**Given task:**
Your task is to gather the lines below that hold the string "this".

**Task inputs:**

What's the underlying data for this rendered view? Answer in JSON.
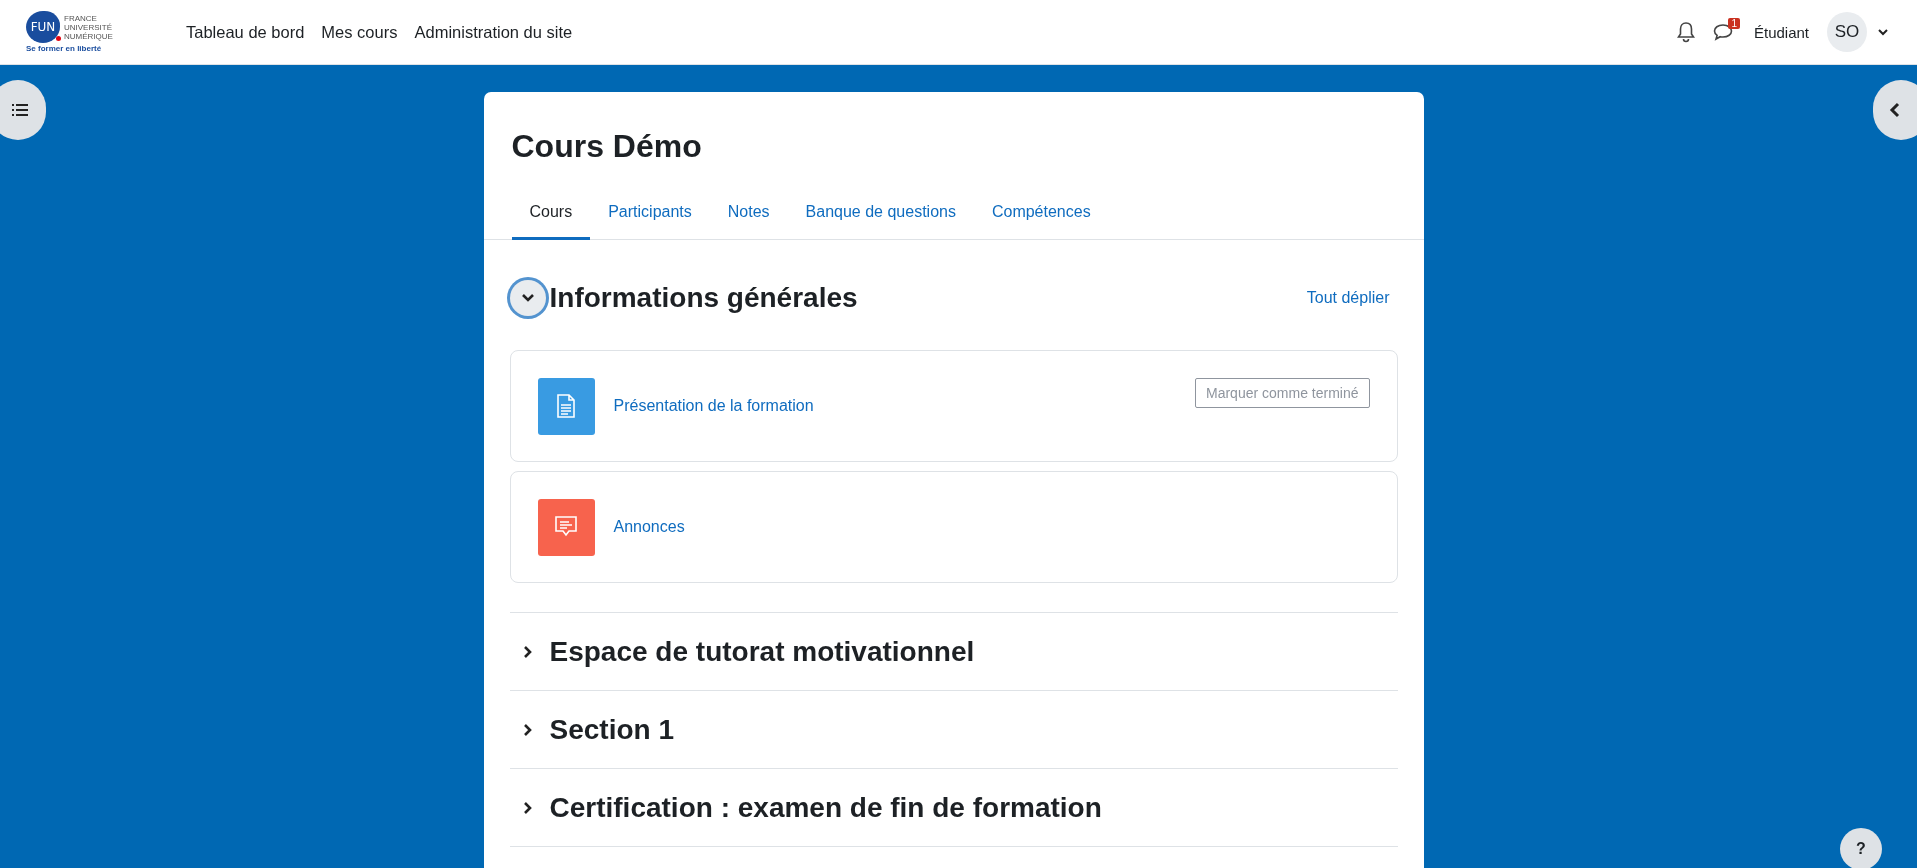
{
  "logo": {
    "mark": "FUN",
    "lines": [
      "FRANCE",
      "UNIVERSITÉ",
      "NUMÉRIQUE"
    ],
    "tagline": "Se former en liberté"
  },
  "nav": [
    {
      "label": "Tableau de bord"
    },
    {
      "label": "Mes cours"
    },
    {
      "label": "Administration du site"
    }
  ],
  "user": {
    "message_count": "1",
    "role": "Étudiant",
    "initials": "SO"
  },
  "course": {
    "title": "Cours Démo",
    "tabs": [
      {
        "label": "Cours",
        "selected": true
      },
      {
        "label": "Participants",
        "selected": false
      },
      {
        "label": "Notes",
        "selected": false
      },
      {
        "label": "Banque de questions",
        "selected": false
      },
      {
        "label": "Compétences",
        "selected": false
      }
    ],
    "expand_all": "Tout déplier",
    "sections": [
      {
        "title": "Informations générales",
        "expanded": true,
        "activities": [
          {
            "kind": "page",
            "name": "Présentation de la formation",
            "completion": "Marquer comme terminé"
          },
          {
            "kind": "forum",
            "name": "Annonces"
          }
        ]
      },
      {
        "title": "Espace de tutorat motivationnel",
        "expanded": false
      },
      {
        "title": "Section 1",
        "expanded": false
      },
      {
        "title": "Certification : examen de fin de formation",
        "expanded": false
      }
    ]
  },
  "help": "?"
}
==
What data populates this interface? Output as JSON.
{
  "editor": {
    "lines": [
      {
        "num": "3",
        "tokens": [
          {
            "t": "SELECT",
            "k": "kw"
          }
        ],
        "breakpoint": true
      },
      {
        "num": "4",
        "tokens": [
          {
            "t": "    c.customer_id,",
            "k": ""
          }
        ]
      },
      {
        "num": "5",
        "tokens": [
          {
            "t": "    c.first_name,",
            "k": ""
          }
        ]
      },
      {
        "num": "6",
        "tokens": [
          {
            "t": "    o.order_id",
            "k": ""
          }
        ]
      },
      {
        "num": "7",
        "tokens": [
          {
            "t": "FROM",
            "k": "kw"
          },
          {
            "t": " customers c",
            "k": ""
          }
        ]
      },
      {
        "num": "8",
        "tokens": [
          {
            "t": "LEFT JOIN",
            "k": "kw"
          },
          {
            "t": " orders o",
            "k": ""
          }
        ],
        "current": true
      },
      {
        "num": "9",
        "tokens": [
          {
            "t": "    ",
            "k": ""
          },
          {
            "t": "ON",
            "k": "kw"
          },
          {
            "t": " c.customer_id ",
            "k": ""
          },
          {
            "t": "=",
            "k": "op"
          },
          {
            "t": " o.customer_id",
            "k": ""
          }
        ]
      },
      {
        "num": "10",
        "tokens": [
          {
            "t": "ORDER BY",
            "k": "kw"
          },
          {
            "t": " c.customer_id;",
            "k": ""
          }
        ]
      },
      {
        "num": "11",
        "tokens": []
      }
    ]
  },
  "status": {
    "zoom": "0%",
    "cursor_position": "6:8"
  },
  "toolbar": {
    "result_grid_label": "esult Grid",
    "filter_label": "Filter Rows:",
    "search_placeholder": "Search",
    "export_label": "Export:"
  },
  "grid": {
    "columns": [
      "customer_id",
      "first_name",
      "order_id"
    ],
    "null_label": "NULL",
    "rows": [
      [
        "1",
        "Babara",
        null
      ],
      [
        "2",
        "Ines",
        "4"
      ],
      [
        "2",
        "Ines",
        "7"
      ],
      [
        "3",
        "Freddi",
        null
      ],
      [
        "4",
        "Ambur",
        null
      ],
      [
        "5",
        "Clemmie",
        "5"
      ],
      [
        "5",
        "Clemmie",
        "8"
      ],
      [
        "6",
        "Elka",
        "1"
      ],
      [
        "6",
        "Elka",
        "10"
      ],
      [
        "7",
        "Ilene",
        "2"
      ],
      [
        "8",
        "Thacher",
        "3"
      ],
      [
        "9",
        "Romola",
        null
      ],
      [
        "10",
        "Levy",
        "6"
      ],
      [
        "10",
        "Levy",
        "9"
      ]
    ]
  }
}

**Exercise solution:**
What's the underlying data for this rendered view? Answer in JSON.
What data populates this interface? Output as JSON.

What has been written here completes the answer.